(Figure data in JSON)
-----

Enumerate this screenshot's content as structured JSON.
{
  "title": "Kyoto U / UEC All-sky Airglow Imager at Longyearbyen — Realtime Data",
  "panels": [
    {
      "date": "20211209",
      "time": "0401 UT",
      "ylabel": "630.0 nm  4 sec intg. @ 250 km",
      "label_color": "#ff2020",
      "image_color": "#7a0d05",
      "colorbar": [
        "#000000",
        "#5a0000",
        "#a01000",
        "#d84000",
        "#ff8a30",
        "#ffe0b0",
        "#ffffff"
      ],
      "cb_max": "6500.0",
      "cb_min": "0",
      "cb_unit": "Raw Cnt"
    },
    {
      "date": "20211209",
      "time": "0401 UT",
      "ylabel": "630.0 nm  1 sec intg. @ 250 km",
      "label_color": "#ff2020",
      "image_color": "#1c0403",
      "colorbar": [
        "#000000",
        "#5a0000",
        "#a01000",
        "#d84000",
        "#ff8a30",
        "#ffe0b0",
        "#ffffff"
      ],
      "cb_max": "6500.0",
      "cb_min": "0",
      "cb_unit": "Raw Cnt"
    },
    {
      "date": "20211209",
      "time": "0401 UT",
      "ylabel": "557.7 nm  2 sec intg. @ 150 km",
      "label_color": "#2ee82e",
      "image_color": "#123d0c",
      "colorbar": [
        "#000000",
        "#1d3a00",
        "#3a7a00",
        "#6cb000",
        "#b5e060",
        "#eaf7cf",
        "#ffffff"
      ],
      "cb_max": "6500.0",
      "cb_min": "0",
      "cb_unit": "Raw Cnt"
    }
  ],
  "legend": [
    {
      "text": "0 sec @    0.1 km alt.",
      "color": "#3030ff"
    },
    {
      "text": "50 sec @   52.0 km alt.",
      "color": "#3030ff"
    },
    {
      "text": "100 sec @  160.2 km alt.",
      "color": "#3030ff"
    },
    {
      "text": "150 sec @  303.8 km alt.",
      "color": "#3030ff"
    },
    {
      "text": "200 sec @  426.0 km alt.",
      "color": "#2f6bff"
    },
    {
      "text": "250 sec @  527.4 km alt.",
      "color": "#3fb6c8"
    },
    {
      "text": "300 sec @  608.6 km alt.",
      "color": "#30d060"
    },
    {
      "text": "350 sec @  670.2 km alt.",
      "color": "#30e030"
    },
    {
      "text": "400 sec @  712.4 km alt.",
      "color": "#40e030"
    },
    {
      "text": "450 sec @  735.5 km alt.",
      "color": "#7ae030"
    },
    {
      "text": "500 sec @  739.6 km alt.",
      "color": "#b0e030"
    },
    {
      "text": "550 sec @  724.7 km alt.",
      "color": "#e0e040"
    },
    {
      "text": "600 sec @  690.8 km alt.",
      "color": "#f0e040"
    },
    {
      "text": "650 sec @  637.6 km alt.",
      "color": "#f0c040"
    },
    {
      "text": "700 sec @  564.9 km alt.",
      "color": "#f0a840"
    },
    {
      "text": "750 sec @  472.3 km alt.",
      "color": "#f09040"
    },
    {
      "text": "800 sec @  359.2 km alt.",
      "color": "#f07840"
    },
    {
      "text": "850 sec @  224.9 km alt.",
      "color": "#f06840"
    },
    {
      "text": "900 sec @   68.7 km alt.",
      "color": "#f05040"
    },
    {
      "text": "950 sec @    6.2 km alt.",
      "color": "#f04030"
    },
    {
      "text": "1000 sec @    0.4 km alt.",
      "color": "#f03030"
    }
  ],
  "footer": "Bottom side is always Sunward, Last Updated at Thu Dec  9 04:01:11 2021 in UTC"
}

-----

→ Instruction: Within the material above, find the lines that contain the word "ylabel"; copy them.

→ Full answer:
      "ylabel": "630.0 nm  4 sec intg. @ 250 km",
      "ylabel": "630.0 nm  1 sec intg. @ 250 km",
      "ylabel": "557.7 nm  2 sec intg. @ 150 km",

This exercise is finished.